## Short exercise
Work through the entries below and report how many lines include "المحرر". The number alone is the answer.

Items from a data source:
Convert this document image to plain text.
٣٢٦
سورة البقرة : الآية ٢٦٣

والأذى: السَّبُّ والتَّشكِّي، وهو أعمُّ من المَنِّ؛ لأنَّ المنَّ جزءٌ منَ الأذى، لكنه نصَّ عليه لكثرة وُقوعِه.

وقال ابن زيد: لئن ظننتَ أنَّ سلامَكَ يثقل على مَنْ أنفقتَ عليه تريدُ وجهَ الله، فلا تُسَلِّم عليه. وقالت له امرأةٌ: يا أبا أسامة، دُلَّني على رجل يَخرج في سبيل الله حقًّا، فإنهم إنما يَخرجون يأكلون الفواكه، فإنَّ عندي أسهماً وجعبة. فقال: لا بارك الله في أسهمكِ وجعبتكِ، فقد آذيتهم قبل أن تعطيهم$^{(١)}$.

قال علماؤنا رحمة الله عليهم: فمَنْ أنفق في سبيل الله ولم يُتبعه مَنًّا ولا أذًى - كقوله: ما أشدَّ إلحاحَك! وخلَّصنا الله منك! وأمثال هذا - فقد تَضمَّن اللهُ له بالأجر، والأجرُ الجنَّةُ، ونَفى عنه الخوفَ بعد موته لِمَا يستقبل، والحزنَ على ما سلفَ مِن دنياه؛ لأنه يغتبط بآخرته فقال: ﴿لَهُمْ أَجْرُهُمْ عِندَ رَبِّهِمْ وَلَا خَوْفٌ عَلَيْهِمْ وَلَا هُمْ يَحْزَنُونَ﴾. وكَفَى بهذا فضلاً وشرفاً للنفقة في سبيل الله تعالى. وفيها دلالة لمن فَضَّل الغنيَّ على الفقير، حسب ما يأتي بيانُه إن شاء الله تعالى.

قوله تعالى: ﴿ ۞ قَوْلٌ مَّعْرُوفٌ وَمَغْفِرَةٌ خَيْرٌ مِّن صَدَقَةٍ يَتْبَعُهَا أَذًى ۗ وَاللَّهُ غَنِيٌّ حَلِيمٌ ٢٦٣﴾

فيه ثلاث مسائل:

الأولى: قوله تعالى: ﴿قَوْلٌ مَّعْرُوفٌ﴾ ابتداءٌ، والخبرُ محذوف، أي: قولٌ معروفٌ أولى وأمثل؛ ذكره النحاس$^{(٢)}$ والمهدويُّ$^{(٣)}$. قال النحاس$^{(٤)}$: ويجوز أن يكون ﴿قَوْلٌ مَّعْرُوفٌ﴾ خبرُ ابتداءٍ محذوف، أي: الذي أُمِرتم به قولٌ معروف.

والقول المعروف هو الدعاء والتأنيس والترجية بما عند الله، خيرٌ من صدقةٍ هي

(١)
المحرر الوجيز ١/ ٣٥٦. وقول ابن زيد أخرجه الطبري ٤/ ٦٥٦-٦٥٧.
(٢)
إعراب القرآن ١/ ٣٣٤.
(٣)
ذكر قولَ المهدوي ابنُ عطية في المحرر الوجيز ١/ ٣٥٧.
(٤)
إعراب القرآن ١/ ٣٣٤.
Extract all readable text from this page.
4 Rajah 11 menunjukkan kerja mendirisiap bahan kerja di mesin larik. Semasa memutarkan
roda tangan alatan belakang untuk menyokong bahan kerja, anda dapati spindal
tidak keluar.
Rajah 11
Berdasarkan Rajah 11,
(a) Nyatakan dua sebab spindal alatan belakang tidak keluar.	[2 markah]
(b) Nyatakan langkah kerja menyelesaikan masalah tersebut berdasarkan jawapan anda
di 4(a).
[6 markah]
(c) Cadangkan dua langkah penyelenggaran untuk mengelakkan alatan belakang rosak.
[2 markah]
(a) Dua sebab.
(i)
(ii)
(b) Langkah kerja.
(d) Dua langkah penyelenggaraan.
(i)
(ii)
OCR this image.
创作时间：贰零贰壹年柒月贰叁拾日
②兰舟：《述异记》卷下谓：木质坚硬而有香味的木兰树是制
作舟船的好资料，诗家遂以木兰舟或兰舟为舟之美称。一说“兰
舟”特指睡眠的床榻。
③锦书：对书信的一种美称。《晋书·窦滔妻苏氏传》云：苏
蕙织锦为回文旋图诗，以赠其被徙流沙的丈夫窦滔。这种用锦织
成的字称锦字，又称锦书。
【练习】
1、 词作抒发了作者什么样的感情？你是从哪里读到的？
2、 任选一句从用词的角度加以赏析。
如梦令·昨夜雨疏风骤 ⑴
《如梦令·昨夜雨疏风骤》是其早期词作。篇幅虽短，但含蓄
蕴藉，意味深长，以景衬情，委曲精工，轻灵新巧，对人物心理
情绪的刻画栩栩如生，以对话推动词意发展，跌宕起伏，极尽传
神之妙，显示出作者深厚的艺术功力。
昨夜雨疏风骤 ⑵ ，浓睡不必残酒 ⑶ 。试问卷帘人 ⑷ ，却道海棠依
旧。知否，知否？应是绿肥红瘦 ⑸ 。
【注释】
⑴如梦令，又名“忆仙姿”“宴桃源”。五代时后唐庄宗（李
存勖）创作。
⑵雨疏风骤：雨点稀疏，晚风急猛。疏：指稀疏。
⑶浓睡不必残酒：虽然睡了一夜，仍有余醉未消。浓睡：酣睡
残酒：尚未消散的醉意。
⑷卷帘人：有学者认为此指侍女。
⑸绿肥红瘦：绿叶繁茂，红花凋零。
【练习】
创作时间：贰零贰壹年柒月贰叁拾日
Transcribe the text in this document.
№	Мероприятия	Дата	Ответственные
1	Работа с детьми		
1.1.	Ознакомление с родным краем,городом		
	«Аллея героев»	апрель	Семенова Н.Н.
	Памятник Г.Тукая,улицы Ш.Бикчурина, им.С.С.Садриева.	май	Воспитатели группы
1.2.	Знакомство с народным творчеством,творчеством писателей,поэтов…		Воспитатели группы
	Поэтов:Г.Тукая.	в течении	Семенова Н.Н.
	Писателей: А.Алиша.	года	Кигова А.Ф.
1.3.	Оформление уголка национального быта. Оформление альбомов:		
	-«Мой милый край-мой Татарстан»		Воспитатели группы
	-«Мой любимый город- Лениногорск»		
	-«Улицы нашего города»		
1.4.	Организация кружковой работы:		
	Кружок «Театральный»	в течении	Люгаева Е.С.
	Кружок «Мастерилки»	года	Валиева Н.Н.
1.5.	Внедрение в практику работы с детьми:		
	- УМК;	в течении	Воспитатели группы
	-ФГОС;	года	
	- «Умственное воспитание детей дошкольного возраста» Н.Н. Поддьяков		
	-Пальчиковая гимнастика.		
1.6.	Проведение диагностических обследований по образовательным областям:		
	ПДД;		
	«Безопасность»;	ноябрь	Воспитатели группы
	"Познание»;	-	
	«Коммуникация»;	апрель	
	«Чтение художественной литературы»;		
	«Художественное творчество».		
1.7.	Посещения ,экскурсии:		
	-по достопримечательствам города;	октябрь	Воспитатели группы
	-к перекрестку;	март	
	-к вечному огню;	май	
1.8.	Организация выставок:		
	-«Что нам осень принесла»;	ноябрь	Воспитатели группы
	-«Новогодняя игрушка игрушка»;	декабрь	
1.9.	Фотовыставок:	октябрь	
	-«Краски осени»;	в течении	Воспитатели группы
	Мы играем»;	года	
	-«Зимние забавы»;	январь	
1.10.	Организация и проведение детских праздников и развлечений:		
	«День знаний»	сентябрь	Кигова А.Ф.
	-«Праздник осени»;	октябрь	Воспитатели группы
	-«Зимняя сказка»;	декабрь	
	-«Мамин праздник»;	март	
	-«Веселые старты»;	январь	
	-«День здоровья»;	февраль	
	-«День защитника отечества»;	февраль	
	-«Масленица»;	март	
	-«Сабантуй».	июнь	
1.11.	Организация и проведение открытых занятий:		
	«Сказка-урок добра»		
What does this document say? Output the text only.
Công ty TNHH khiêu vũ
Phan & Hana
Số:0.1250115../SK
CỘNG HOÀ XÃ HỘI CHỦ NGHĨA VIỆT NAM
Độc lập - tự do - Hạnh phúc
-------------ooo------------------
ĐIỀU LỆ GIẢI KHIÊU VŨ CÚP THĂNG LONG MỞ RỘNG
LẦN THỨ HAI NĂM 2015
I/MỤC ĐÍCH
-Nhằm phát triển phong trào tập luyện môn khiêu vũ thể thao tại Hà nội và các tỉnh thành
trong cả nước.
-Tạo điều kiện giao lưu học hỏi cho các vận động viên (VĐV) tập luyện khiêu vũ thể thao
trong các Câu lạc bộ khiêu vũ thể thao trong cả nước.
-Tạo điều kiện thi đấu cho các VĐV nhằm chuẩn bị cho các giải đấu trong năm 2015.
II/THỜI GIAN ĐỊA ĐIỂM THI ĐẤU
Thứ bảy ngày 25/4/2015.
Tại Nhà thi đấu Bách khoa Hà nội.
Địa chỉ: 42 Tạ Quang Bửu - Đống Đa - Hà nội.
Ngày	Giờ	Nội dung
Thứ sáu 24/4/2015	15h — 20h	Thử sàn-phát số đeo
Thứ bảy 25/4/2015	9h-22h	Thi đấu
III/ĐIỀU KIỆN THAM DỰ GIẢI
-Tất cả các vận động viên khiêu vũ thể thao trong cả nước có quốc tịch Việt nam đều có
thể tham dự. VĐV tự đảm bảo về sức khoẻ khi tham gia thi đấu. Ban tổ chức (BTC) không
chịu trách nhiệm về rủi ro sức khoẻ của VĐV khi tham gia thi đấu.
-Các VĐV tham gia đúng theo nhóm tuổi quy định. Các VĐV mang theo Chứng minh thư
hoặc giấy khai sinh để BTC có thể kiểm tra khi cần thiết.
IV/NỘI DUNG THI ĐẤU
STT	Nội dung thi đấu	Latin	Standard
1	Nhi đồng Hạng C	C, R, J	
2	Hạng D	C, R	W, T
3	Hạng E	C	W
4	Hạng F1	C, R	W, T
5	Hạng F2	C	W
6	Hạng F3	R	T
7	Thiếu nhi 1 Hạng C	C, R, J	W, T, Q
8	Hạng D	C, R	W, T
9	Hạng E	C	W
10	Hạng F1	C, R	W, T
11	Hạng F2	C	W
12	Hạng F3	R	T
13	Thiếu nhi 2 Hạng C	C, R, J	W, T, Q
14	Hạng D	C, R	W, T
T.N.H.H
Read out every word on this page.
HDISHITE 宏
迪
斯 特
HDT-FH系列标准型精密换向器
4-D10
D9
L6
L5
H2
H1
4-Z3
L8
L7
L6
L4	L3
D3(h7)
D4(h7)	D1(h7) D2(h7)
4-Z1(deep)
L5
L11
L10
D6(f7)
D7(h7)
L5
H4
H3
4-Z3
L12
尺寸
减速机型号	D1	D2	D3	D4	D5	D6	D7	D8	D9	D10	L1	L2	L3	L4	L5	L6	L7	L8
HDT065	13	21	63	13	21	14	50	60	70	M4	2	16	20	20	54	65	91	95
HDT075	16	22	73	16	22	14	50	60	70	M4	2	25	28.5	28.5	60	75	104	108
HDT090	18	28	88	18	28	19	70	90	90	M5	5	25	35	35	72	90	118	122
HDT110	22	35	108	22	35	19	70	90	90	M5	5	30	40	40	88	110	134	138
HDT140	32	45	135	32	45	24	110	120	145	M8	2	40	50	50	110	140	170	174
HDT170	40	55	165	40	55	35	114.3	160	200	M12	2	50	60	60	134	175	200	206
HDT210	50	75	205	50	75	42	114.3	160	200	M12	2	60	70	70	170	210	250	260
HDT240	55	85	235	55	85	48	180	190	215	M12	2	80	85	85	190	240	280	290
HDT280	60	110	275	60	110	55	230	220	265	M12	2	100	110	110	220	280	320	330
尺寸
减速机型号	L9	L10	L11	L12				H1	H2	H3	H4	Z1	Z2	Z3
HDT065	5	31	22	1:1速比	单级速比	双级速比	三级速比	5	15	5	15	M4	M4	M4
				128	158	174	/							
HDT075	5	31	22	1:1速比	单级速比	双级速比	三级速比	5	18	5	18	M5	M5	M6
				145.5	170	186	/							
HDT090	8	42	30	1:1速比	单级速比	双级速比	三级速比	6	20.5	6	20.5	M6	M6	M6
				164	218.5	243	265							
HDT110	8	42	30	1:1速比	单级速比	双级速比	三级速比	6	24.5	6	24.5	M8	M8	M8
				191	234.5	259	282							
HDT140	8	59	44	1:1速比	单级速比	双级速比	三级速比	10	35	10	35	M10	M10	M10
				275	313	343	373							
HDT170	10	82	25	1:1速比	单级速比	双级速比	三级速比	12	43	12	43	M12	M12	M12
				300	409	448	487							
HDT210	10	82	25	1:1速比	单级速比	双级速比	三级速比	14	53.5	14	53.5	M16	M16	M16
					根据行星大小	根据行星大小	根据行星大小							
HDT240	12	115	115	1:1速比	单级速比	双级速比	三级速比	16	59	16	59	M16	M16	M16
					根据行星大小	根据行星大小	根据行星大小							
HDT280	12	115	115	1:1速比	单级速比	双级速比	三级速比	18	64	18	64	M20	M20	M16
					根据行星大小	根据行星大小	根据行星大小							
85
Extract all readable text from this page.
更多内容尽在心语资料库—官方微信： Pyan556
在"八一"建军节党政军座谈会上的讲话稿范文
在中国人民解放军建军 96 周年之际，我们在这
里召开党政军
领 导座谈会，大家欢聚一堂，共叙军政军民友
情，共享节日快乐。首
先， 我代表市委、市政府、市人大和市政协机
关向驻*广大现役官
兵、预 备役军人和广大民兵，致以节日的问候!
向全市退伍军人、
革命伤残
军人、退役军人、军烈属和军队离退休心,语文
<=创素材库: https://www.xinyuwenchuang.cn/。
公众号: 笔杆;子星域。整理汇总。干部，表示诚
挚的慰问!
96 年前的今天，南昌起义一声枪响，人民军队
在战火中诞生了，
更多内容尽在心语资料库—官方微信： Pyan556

## Result below
2